- **WRITTEN PROBLEM**:
Write out all of the entries that follow, word for word, but skip the pictures.

Records that describe figures:
= = = = = = =

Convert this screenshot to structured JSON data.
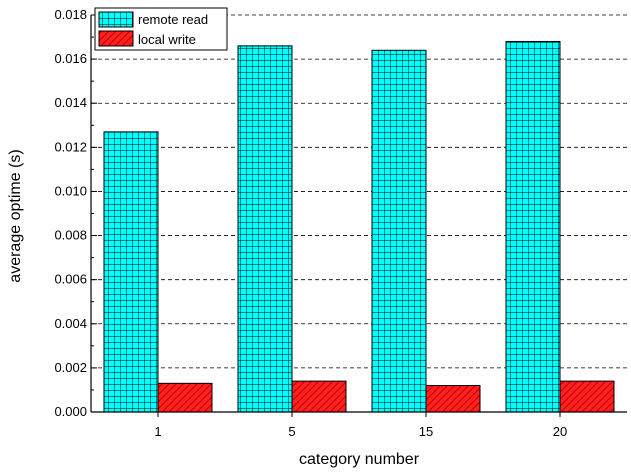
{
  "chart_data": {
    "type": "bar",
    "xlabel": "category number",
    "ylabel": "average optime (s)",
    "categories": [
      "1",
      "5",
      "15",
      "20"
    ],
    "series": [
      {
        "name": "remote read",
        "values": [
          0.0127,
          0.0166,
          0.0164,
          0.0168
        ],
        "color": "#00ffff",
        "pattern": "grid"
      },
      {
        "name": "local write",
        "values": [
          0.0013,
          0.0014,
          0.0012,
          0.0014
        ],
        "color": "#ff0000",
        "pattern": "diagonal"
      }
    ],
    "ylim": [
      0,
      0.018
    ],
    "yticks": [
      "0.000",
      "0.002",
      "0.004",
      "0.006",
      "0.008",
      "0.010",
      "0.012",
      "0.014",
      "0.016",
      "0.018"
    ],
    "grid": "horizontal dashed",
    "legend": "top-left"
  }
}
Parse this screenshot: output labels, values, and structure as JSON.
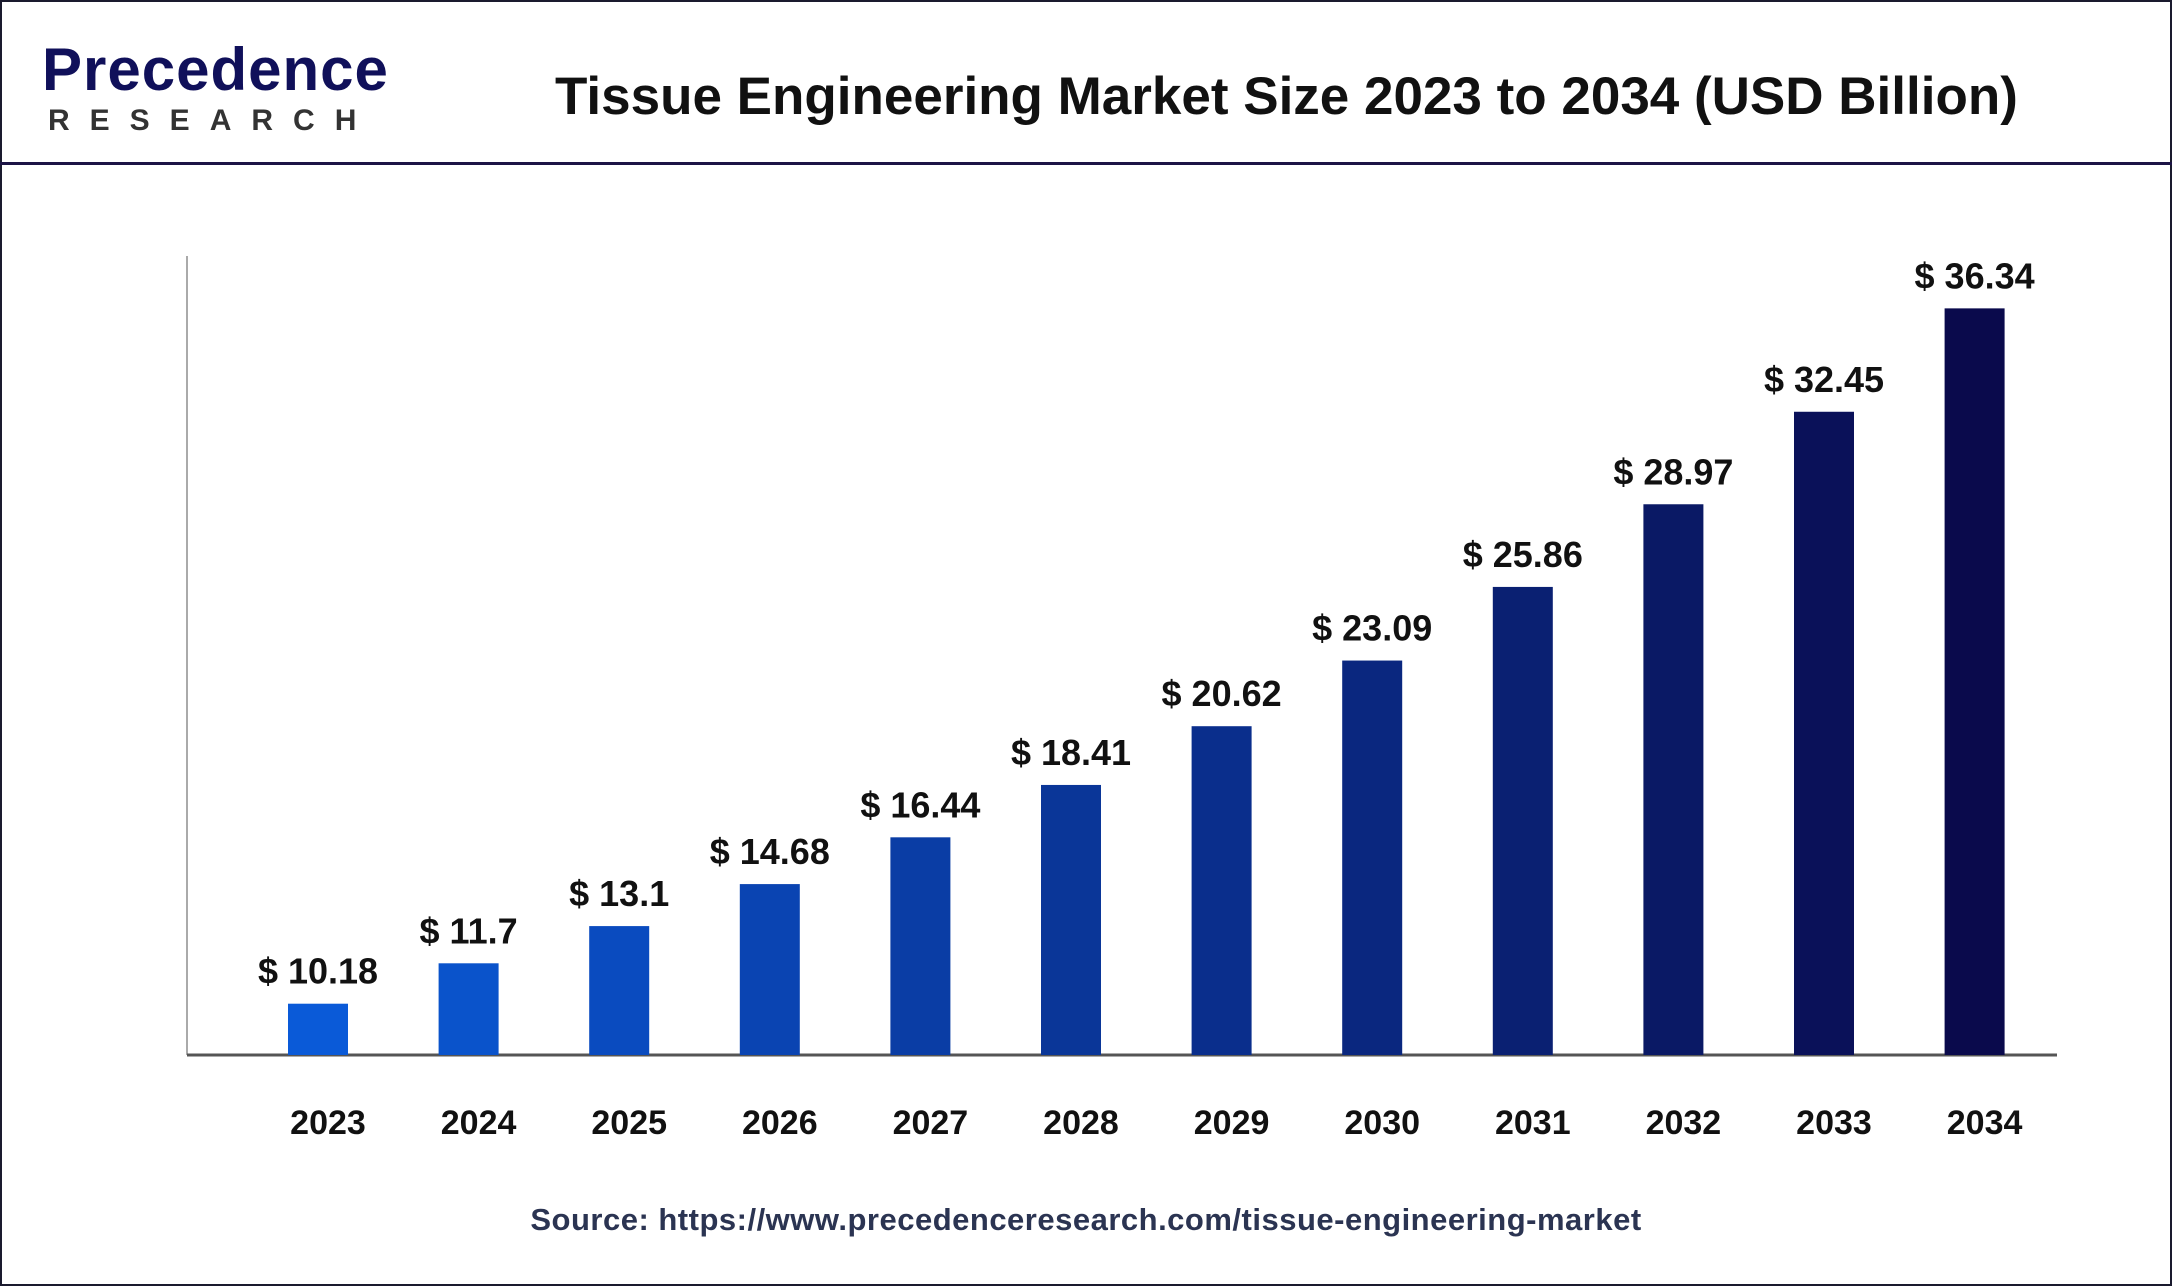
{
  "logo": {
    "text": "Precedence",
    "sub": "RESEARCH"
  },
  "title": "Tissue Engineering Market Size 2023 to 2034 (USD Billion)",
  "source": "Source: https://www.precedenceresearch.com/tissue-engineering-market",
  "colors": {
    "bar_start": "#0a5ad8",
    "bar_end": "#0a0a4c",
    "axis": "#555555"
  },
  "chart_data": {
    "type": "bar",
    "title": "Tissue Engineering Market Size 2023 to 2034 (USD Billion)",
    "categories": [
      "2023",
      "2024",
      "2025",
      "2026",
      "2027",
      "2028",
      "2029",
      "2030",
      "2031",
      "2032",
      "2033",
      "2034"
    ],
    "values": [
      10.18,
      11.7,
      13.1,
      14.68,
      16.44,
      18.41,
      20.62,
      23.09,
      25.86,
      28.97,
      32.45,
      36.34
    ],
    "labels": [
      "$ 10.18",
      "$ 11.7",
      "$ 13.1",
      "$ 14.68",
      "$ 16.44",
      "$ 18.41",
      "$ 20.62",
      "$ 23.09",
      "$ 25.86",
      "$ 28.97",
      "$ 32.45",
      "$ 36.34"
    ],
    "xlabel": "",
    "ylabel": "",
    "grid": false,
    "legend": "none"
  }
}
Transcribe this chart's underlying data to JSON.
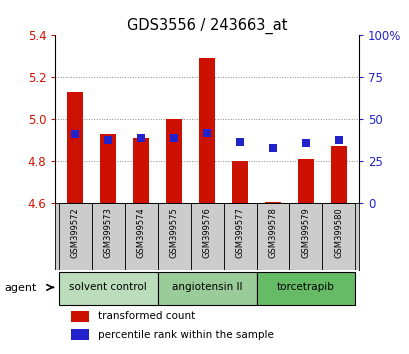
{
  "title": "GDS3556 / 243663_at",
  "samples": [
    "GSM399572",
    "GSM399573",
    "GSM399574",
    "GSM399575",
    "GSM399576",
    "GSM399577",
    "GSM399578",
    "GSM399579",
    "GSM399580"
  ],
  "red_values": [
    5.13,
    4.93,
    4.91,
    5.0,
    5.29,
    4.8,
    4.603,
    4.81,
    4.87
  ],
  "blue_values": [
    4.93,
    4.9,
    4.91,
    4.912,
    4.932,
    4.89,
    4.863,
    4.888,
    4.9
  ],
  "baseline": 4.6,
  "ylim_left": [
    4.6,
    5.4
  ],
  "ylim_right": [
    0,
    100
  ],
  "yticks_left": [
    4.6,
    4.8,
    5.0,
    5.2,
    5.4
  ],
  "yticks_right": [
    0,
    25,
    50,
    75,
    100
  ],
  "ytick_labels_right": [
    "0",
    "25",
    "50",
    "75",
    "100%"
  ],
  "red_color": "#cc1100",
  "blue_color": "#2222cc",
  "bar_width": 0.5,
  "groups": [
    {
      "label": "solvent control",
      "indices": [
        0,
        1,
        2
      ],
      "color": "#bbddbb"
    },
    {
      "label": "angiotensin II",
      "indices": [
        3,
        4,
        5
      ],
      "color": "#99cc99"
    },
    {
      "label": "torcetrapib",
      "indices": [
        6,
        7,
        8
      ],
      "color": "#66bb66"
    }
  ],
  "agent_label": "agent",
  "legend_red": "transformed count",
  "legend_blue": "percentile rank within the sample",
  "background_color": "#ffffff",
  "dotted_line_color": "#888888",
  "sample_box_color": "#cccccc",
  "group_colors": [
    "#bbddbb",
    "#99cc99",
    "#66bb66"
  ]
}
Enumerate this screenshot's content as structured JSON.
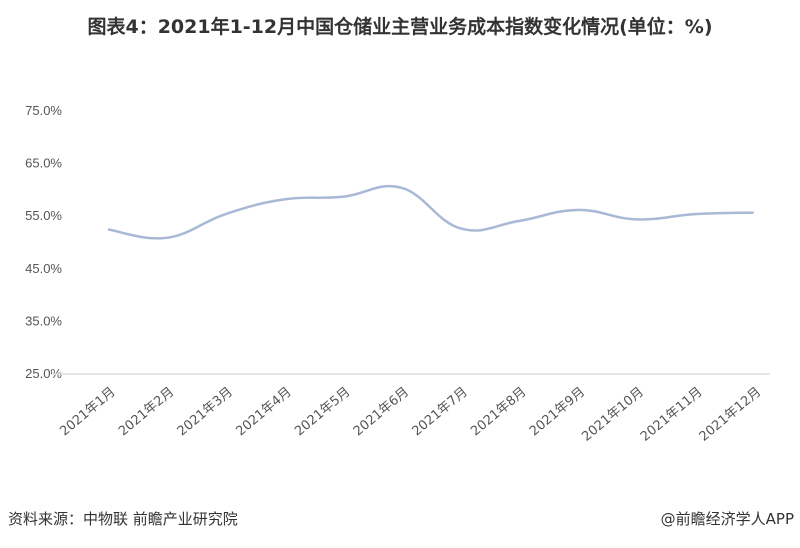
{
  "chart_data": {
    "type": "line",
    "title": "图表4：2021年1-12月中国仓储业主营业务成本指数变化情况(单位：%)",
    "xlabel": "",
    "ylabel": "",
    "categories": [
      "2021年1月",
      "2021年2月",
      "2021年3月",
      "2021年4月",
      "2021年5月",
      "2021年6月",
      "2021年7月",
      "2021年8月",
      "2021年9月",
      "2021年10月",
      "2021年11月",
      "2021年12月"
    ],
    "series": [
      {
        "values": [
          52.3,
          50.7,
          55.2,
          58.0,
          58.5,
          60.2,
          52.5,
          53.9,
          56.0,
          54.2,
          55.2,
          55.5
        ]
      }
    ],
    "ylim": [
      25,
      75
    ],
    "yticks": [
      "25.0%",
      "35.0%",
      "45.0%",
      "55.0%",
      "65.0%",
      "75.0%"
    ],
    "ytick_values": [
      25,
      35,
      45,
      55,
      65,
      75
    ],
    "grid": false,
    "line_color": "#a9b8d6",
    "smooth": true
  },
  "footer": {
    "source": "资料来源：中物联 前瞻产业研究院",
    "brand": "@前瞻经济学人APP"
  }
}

= = = = = = =

- **TASK RESULT**:
Convert this screenshot to structured JSON data.
{
  "chart_data": {
    "type": "bar",
    "xlabel": "category number",
    "ylabel": "average optime (s)",
    "categories": [
      "1",
      "5",
      "15",
      "20"
    ],
    "series": [
      {
        "name": "remote read",
        "values": [
          0.0127,
          0.0166,
          0.0164,
          0.0168
        ],
        "color": "#00ffff",
        "pattern": "grid"
      },
      {
        "name": "local write",
        "values": [
          0.0013,
          0.0014,
          0.0012,
          0.0014
        ],
        "color": "#ff0000",
        "pattern": "diagonal"
      }
    ],
    "ylim": [
      0,
      0.018
    ],
    "yticks": [
      "0.000",
      "0.002",
      "0.004",
      "0.006",
      "0.008",
      "0.010",
      "0.012",
      "0.014",
      "0.016",
      "0.018"
    ],
    "grid": "horizontal dashed",
    "legend": "top-left"
  }
}
Parse this screenshot: output labels, values, and structure as JSON.
{
  "logo": {
    "text": "Precedence",
    "sub": "RESEARCH"
  },
  "title": "Tissue Engineering Market Size 2023 to 2034 (USD Billion)",
  "source": "Source: https://www.precedenceresearch.com/tissue-engineering-market",
  "colors": {
    "bar_start": "#0a5ad8",
    "bar_end": "#0a0a4c",
    "axis": "#555555"
  },
  "chart_data": {
    "type": "bar",
    "title": "Tissue Engineering Market Size 2023 to 2034 (USD Billion)",
    "categories": [
      "2023",
      "2024",
      "2025",
      "2026",
      "2027",
      "2028",
      "2029",
      "2030",
      "2031",
      "2032",
      "2033",
      "2034"
    ],
    "values": [
      10.18,
      11.7,
      13.1,
      14.68,
      16.44,
      18.41,
      20.62,
      23.09,
      25.86,
      28.97,
      32.45,
      36.34
    ],
    "labels": [
      "$ 10.18",
      "$ 11.7",
      "$ 13.1",
      "$ 14.68",
      "$ 16.44",
      "$ 18.41",
      "$ 20.62",
      "$ 23.09",
      "$ 25.86",
      "$ 28.97",
      "$ 32.45",
      "$ 36.34"
    ],
    "xlabel": "",
    "ylabel": "",
    "grid": false,
    "legend": "none"
  }
}
Transcribe this chart's underlying data to JSON.
{
  "title": "GDS3556 / 243663_at",
  "samples": [
    "GSM399572",
    "GSM399573",
    "GSM399574",
    "GSM399575",
    "GSM399576",
    "GSM399577",
    "GSM399578",
    "GSM399579",
    "GSM399580"
  ],
  "red_values": [
    5.13,
    4.93,
    4.91,
    5.0,
    5.29,
    4.8,
    4.603,
    4.81,
    4.87
  ],
  "blue_values": [
    4.93,
    4.9,
    4.91,
    4.912,
    4.932,
    4.89,
    4.863,
    4.888,
    4.9
  ],
  "baseline": 4.6,
  "ylim_left": [
    4.6,
    5.4
  ],
  "ylim_right": [
    0,
    100
  ],
  "yticks_left": [
    4.6,
    4.8,
    5.0,
    5.2,
    5.4
  ],
  "yticks_right": [
    0,
    25,
    50,
    75,
    100
  ],
  "ytick_labels_right": [
    "0",
    "25",
    "50",
    "75",
    "100%"
  ],
  "red_color": "#cc1100",
  "blue_color": "#2222cc",
  "bar_width": 0.5,
  "groups": [
    {
      "label": "solvent control",
      "indices": [
        0,
        1,
        2
      ],
      "color": "#bbddbb"
    },
    {
      "label": "angiotensin II",
      "indices": [
        3,
        4,
        5
      ],
      "color": "#99cc99"
    },
    {
      "label": "torcetrapib",
      "indices": [
        6,
        7,
        8
      ],
      "color": "#66bb66"
    }
  ],
  "agent_label": "agent",
  "legend_red": "transformed count",
  "legend_blue": "percentile rank within the sample",
  "background_color": "#ffffff",
  "dotted_line_color": "#888888",
  "sample_box_color": "#cccccc",
  "group_colors": [
    "#bbddbb",
    "#99cc99",
    "#66bb66"
  ]
}
Enumerate this screenshot's content as structured JSON.
{
  "chart_data": {
    "type": "line",
    "title": "图表4：2021年1-12月中国仓储业主营业务成本指数变化情况(单位：%)",
    "xlabel": "",
    "ylabel": "",
    "categories": [
      "2021年1月",
      "2021年2月",
      "2021年3月",
      "2021年4月",
      "2021年5月",
      "2021年6月",
      "2021年7月",
      "2021年8月",
      "2021年9月",
      "2021年10月",
      "2021年11月",
      "2021年12月"
    ],
    "series": [
      {
        "values": [
          52.3,
          50.7,
          55.2,
          58.0,
          58.5,
          60.2,
          52.5,
          53.9,
          56.0,
          54.2,
          55.2,
          55.5
        ]
      }
    ],
    "ylim": [
      25,
      75
    ],
    "yticks": [
      "25.0%",
      "35.0%",
      "45.0%",
      "55.0%",
      "65.0%",
      "75.0%"
    ],
    "ytick_values": [
      25,
      35,
      45,
      55,
      65,
      75
    ],
    "grid": false,
    "line_color": "#a9b8d6",
    "smooth": true
  },
  "footer": {
    "source": "资料来源：中物联 前瞻产业研究院",
    "brand": "@前瞻经济学人APP"
  }
}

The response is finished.